_Dataset_:
------------------------

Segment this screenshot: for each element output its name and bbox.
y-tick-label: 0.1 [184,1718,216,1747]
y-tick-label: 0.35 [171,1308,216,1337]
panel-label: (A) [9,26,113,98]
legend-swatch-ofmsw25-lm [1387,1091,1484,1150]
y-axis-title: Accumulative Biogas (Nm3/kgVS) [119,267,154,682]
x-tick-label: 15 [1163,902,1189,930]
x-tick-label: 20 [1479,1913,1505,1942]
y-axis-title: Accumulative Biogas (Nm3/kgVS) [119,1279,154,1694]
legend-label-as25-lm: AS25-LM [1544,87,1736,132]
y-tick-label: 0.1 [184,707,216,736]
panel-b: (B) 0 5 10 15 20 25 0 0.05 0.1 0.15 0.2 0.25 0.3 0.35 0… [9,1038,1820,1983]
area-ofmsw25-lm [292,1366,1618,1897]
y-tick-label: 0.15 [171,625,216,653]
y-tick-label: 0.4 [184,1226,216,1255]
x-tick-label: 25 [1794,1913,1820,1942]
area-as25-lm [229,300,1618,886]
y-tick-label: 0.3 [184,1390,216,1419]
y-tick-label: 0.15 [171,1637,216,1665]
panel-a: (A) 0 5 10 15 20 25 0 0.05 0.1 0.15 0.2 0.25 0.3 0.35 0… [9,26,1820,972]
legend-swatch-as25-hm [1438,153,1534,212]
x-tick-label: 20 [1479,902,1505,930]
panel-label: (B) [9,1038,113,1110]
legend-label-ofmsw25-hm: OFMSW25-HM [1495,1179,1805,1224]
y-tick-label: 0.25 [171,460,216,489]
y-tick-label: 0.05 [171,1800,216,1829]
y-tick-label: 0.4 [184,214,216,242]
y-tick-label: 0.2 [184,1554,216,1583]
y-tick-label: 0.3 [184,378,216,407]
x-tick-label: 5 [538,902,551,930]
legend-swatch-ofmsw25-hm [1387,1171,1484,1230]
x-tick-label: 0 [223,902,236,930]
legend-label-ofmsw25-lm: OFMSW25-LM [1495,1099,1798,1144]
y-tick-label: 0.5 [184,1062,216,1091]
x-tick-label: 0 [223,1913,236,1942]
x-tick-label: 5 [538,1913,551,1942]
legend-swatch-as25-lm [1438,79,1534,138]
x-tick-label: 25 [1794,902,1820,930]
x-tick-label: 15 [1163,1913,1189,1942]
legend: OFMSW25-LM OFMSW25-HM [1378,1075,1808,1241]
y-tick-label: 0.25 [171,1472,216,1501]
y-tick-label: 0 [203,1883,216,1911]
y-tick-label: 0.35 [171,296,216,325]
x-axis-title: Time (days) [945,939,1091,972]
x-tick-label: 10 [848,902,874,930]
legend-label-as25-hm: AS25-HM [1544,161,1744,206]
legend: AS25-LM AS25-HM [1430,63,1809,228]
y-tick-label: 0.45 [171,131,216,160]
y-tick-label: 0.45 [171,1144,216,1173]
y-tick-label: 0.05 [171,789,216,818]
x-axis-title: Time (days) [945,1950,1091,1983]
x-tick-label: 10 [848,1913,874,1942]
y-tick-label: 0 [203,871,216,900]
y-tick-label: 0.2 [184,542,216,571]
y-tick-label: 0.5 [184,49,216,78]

------------------------

_The task_:
Reproduce the entries above with "Accumulative Biogas" swapped for "Cumulative Biogas" wherever it occurs, keeping every other character the same.

_Solved problem_:
Segment this screenshot: for each element output its name and bbox.
y-tick-label: 0.1 [184,1718,216,1747]
y-tick-label: 0.35 [171,1308,216,1337]
panel-label: (A) [9,26,113,98]
legend-swatch-ofmsw25-lm [1387,1091,1484,1150]
y-axis-title: Cumulative Biogas (Nm3/kgVS) [119,267,154,682]
x-tick-label: 15 [1163,902,1189,930]
x-tick-label: 20 [1479,1913,1505,1942]
y-axis-title: Cumulative Biogas (Nm3/kgVS) [119,1279,154,1694]
legend-label-as25-lm: AS25-LM [1544,87,1736,132]
y-tick-label: 0.1 [184,707,216,736]
panel-b: (B) 0 5 10 15 20 25 0 0.05 0.1 0.15 0.2 0.25 0.3 0.35 0… [9,1038,1820,1983]
area-ofmsw25-lm [292,1366,1618,1897]
y-tick-label: 0.15 [171,625,216,653]
y-tick-label: 0.4 [184,1226,216,1255]
x-tick-label: 25 [1794,1913,1820,1942]
area-as25-lm [229,300,1618,886]
y-tick-label: 0.3 [184,1390,216,1419]
y-tick-label: 0.15 [171,1637,216,1665]
panel-a: (A) 0 5 10 15 20 25 0 0.05 0.1 0.15 0.2 0.25 0.3 0.35 0… [9,26,1820,972]
legend-swatch-as25-hm [1438,153,1534,212]
x-tick-label: 20 [1479,902,1505,930]
panel-label: (B) [9,1038,113,1110]
legend-label-ofmsw25-hm: OFMSW25-HM [1495,1179,1805,1224]
y-tick-label: 0.25 [171,460,216,489]
y-tick-label: 0.05 [171,1800,216,1829]
y-tick-label: 0.4 [184,214,216,242]
y-tick-label: 0.2 [184,1554,216,1583]
y-tick-label: 0.3 [184,378,216,407]
x-tick-label: 5 [538,902,551,930]
legend-swatch-ofmsw25-hm [1387,1171,1484,1230]
x-tick-label: 0 [223,902,236,930]
legend-label-ofmsw25-lm: OFMSW25-LM [1495,1099,1798,1144]
y-tick-label: 0.5 [184,1062,216,1091]
x-tick-label: 0 [223,1913,236,1942]
x-tick-label: 5 [538,1913,551,1942]
legend-swatch-as25-lm [1438,79,1534,138]
x-tick-label: 25 [1794,902,1820,930]
x-tick-label: 15 [1163,1913,1189,1942]
legend: OFMSW25-LM OFMSW25-HM [1378,1075,1808,1241]
y-tick-label: 0.25 [171,1472,216,1501]
y-tick-label: 0 [203,1883,216,1911]
y-tick-label: 0.35 [171,296,216,325]
x-axis-title: Time (days) [945,939,1091,972]
x-tick-label: 10 [848,902,874,930]
legend-label-as25-hm: AS25-HM [1544,161,1744,206]
legend: AS25-LM AS25-HM [1430,63,1809,228]
y-tick-label: 0.45 [171,131,216,160]
y-tick-label: 0.45 [171,1144,216,1173]
y-tick-label: 0.05 [171,789,216,818]
x-axis-title: Time (days) [945,1950,1091,1983]
x-tick-label: 10 [848,1913,874,1942]
y-tick-label: 0 [203,871,216,900]
y-tick-label: 0.2 [184,542,216,571]
y-tick-label: 0.5 [184,49,216,78]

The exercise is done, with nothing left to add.